*** STORED RECORDS

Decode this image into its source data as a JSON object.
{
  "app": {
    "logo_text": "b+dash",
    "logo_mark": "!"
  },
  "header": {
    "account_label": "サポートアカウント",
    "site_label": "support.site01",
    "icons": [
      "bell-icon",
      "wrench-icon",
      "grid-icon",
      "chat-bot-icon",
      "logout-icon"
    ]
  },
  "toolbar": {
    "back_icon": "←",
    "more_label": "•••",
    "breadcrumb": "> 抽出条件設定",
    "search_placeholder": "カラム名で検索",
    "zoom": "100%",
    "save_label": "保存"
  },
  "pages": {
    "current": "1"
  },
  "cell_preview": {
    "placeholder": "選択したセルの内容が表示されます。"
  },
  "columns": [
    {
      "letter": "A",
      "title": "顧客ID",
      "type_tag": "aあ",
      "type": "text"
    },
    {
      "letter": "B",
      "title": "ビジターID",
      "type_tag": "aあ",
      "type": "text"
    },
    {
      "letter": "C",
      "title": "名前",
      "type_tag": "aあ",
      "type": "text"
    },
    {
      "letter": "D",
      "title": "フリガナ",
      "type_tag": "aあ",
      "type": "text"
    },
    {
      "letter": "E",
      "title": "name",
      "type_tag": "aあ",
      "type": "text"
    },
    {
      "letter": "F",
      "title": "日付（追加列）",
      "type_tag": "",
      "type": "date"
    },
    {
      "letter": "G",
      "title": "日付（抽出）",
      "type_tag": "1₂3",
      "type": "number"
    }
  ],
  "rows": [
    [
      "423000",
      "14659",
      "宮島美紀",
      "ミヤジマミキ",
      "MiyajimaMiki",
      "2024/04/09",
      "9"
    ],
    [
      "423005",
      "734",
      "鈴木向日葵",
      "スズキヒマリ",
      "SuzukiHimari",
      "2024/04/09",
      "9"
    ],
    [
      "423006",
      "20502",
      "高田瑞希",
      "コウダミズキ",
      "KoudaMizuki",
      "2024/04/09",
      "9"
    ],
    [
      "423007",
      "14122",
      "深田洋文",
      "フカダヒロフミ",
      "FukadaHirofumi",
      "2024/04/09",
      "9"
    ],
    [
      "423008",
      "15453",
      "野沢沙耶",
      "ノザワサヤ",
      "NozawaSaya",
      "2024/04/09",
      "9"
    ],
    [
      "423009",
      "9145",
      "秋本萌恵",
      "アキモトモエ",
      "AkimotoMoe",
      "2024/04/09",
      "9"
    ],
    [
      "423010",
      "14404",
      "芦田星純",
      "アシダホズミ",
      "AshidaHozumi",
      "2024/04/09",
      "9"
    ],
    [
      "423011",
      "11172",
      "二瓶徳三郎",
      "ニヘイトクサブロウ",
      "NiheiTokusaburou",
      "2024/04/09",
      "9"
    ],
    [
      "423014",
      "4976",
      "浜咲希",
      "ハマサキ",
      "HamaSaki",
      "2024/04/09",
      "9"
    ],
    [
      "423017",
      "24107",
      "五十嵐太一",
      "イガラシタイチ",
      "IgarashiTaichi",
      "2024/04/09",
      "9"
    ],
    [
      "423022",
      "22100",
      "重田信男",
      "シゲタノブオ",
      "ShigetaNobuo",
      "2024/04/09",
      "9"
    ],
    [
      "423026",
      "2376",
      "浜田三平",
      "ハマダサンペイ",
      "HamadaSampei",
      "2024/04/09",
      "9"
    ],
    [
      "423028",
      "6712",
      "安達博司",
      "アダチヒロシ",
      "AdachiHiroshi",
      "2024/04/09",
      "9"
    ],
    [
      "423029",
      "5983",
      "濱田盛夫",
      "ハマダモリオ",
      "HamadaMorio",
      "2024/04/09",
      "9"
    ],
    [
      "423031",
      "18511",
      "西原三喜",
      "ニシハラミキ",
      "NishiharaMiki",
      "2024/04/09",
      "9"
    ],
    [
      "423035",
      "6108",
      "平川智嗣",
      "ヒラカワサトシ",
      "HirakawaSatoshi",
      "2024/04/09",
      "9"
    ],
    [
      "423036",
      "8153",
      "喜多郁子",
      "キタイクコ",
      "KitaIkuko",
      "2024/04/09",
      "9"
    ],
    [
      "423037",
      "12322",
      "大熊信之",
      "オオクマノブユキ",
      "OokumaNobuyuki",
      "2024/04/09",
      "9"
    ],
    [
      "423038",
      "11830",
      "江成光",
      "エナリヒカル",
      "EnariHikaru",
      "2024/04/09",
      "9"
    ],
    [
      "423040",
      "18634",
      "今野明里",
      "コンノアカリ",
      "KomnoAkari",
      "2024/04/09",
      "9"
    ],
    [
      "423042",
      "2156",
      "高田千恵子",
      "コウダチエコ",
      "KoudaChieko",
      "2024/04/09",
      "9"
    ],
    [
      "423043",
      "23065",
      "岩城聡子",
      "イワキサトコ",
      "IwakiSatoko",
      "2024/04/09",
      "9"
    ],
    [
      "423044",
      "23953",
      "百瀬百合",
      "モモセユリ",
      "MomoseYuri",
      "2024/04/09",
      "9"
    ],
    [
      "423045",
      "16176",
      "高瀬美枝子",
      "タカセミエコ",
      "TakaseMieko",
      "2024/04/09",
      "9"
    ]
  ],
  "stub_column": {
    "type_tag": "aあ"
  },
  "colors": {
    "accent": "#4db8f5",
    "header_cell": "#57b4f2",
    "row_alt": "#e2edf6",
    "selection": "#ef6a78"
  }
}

******

> [EXERCISE DESCRIPTION]
Using the entries above, please restate each one word for word.

> [SOLVED PROBLEM]
Decode this image into its source data as a JSON object.
{
  "app": {
    "logo_text": "b+dash",
    "logo_mark": "!"
  },
  "header": {
    "account_label": "サポートアカウント",
    "site_label": "support.site01",
    "icons": [
      "bell-icon",
      "wrench-icon",
      "grid-icon",
      "chat-bot-icon",
      "logout-icon"
    ]
  },
  "toolbar": {
    "back_icon": "←",
    "more_label": "•••",
    "breadcrumb": "> 抽出条件設定",
    "search_placeholder": "カラム名で検索",
    "zoom": "100%",
    "save_label": "保存"
  },
  "pages": {
    "current": "1"
  },
  "cell_preview": {
    "placeholder": "選択したセルの内容が表示されます。"
  },
  "columns": [
    {
      "letter": "A",
      "title": "顧客ID",
      "type_tag": "aあ",
      "type": "text"
    },
    {
      "letter": "B",
      "title": "ビジターID",
      "type_tag": "aあ",
      "type": "text"
    },
    {
      "letter": "C",
      "title": "名前",
      "type_tag": "aあ",
      "type": "text"
    },
    {
      "letter": "D",
      "title": "フリガナ",
      "type_tag": "aあ",
      "type": "text"
    },
    {
      "letter": "E",
      "title": "name",
      "type_tag": "aあ",
      "type": "text"
    },
    {
      "letter": "F",
      "title": "日付（追加列）",
      "type_tag": "",
      "type": "date"
    },
    {
      "letter": "G",
      "title": "日付（抽出）",
      "type_tag": "1₂3",
      "type": "number"
    }
  ],
  "rows": [
    [
      "423000",
      "14659",
      "宮島美紀",
      "ミヤジマミキ",
      "MiyajimaMiki",
      "2024/04/09",
      "9"
    ],
    [
      "423005",
      "734",
      "鈴木向日葵",
      "スズキヒマリ",
      "SuzukiHimari",
      "2024/04/09",
      "9"
    ],
    [
      "423006",
      "20502",
      "高田瑞希",
      "コウダミズキ",
      "KoudaMizuki",
      "2024/04/09",
      "9"
    ],
    [
      "423007",
      "14122",
      "深田洋文",
      "フカダヒロフミ",
      "FukadaHirofumi",
      "2024/04/09",
      "9"
    ],
    [
      "423008",
      "15453",
      "野沢沙耶",
      "ノザワサヤ",
      "NozawaSaya",
      "2024/04/09",
      "9"
    ],
    [
      "423009",
      "9145",
      "秋本萌恵",
      "アキモトモエ",
      "AkimotoMoe",
      "2024/04/09",
      "9"
    ],
    [
      "423010",
      "14404",
      "芦田星純",
      "アシダホズミ",
      "AshidaHozumi",
      "2024/04/09",
      "9"
    ],
    [
      "423011",
      "11172",
      "二瓶徳三郎",
      "ニヘイトクサブロウ",
      "NiheiTokusaburou",
      "2024/04/09",
      "9"
    ],
    [
      "423014",
      "4976",
      "浜咲希",
      "ハマサキ",
      "HamaSaki",
      "2024/04/09",
      "9"
    ],
    [
      "423017",
      "24107",
      "五十嵐太一",
      "イガラシタイチ",
      "IgarashiTaichi",
      "2024/04/09",
      "9"
    ],
    [
      "423022",
      "22100",
      "重田信男",
      "シゲタノブオ",
      "ShigetaNobuo",
      "2024/04/09",
      "9"
    ],
    [
      "423026",
      "2376",
      "浜田三平",
      "ハマダサンペイ",
      "HamadaSampei",
      "2024/04/09",
      "9"
    ],
    [
      "423028",
      "6712",
      "安達博司",
      "アダチヒロシ",
      "AdachiHiroshi",
      "2024/04/09",
      "9"
    ],
    [
      "423029",
      "5983",
      "濱田盛夫",
      "ハマダモリオ",
      "HamadaMorio",
      "2024/04/09",
      "9"
    ],
    [
      "423031",
      "18511",
      "西原三喜",
      "ニシハラミキ",
      "NishiharaMiki",
      "2024/04/09",
      "9"
    ],
    [
      "423035",
      "6108",
      "平川智嗣",
      "ヒラカワサトシ",
      "HirakawaSatoshi",
      "2024/04/09",
      "9"
    ],
    [
      "423036",
      "8153",
      "喜多郁子",
      "キタイクコ",
      "KitaIkuko",
      "2024/04/09",
      "9"
    ],
    [
      "423037",
      "12322",
      "大熊信之",
      "オオクマノブユキ",
      "OokumaNobuyuki",
      "2024/04/09",
      "9"
    ],
    [
      "423038",
      "11830",
      "江成光",
      "エナリヒカル",
      "EnariHikaru",
      "2024/04/09",
      "9"
    ],
    [
      "423040",
      "18634",
      "今野明里",
      "コンノアカリ",
      "KomnoAkari",
      "2024/04/09",
      "9"
    ],
    [
      "423042",
      "2156",
      "高田千恵子",
      "コウダチエコ",
      "KoudaChieko",
      "2024/04/09",
      "9"
    ],
    [
      "423043",
      "23065",
      "岩城聡子",
      "イワキサトコ",
      "IwakiSatoko",
      "2024/04/09",
      "9"
    ],
    [
      "423044",
      "23953",
      "百瀬百合",
      "モモセユリ",
      "MomoseYuri",
      "2024/04/09",
      "9"
    ],
    [
      "423045",
      "16176",
      "高瀬美枝子",
      "タカセミエコ",
      "TakaseMieko",
      "2024/04/09",
      "9"
    ]
  ],
  "stub_column": {
    "type_tag": "aあ"
  },
  "colors": {
    "accent": "#4db8f5",
    "header_cell": "#57b4f2",
    "row_alt": "#e2edf6",
    "selection": "#ef6a78"
  }
}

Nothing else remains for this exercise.